§ **TASK OBJECTIVE**
Reproduce the data that follows in its entirety, character for character.

§ **RECORD LIST**
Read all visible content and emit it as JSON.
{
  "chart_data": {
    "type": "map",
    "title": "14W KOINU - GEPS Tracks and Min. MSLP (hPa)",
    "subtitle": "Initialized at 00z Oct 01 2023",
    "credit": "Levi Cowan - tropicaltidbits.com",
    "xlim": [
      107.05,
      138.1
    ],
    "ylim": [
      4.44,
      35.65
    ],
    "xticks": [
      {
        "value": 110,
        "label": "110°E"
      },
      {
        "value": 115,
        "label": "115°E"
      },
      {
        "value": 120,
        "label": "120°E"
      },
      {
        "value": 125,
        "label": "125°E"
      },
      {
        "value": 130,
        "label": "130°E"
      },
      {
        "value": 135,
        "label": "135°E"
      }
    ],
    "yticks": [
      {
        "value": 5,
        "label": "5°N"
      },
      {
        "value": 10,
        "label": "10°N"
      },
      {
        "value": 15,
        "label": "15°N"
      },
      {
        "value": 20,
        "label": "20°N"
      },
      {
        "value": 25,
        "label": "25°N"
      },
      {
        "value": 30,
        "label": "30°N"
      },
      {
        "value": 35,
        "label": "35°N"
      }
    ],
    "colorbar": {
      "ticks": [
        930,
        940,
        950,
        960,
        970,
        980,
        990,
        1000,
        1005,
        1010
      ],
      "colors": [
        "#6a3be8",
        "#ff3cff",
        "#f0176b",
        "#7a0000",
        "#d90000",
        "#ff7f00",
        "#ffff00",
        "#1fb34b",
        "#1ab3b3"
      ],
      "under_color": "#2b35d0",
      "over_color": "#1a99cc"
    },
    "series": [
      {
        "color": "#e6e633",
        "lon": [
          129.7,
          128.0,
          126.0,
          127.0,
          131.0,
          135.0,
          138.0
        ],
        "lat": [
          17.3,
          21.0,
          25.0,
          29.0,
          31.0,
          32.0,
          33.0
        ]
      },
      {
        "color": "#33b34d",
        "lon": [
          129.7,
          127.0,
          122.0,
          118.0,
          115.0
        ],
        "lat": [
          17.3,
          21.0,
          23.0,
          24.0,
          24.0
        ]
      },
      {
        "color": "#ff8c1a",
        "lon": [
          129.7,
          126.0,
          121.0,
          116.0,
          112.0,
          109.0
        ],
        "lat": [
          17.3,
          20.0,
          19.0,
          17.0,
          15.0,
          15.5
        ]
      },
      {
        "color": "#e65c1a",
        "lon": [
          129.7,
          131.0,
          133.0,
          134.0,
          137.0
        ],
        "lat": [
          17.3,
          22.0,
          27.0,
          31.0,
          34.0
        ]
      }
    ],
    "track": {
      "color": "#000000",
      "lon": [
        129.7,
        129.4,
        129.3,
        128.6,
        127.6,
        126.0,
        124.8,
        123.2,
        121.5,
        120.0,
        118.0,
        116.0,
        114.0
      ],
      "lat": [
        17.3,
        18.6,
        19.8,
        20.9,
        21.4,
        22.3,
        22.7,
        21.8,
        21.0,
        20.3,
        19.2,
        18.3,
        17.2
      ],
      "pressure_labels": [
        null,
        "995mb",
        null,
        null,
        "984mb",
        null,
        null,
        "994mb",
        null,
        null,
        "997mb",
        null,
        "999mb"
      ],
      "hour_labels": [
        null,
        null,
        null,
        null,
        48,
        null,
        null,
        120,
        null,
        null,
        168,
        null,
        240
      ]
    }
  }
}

§ **FINAL RESULT**
Read all visible content and emit it as JSON.
{
  "chart_data": {
    "type": "map",
    "title": "14W KOINU - GEPS Tracks and Min. MSLP (hPa)",
    "subtitle": "Initialized at 00z Oct 01 2023",
    "credit": "Levi Cowan - tropicaltidbits.com",
    "xlim": [
      107.05,
      138.1
    ],
    "ylim": [
      4.44,
      35.65
    ],
    "xticks": [
      {
        "value": 110,
        "label": "110°E"
      },
      {
        "value": 115,
        "label": "115°E"
      },
      {
        "value": 120,
        "label": "120°E"
      },
      {
        "value": 125,
        "label": "125°E"
      },
      {
        "value": 130,
        "label": "130°E"
      },
      {
        "value": 135,
        "label": "135°E"
      }
    ],
    "yticks": [
      {
        "value": 5,
        "label": "5°N"
      },
      {
        "value": 10,
        "label": "10°N"
      },
      {
        "value": 15,
        "label": "15°N"
      },
      {
        "value": 20,
        "label": "20°N"
      },
      {
        "value": 25,
        "label": "25°N"
      },
      {
        "value": 30,
        "label": "30°N"
      },
      {
        "value": 35,
        "label": "35°N"
      }
    ],
    "colorbar": {
      "ticks": [
        930,
        940,
        950,
        960,
        970,
        980,
        990,
        1000,
        1005,
        1010
      ],
      "colors": [
        "#6a3be8",
        "#ff3cff",
        "#f0176b",
        "#7a0000",
        "#d90000",
        "#ff7f00",
        "#ffff00",
        "#1fb34b",
        "#1ab3b3"
      ],
      "under_color": "#2b35d0",
      "over_color": "#1a99cc"
    },
    "series": [
      {
        "color": "#e6e633",
        "lon": [
          129.7,
          128.0,
          126.0,
          127.0,
          131.0,
          135.0,
          138.0
        ],
        "lat": [
          17.3,
          21.0,
          25.0,
          29.0,
          31.0,
          32.0,
          33.0
        ]
      },
      {
        "color": "#33b34d",
        "lon": [
          129.7,
          127.0,
          122.0,
          118.0,
          115.0
        ],
        "lat": [
          17.3,
          21.0,
          23.0,
          24.0,
          24.0
        ]
      },
      {
        "color": "#ff8c1a",
        "lon": [
          129.7,
          126.0,
          121.0,
          116.0,
          112.0,
          109.0
        ],
        "lat": [
          17.3,
          20.0,
          19.0,
          17.0,
          15.0,
          15.5
        ]
      },
      {
        "color": "#e65c1a",
        "lon": [
          129.7,
          131.0,
          133.0,
          134.0,
          137.0
        ],
        "lat": [
          17.3,
          22.0,
          27.0,
          31.0,
          34.0
        ]
      }
    ],
    "track": {
      "color": "#000000",
      "lon": [
        129.7,
        129.4,
        129.3,
        128.6,
        127.6,
        126.0,
        124.8,
        123.2,
        121.5,
        120.0,
        118.0,
        116.0,
        114.0
      ],
      "lat": [
        17.3,
        18.6,
        19.8,
        20.9,
        21.4,
        22.3,
        22.7,
        21.8,
        21.0,
        20.3,
        19.2,
        18.3,
        17.2
      ],
      "pressure_labels": [
        null,
        "995mb",
        null,
        null,
        "984mb",
        null,
        null,
        "994mb",
        null,
        null,
        "997mb",
        null,
        "999mb"
      ],
      "hour_labels": [
        null,
        null,
        null,
        null,
        48,
        null,
        null,
        120,
        null,
        null,
        168,
        null,
        240
      ]
    }
  }
}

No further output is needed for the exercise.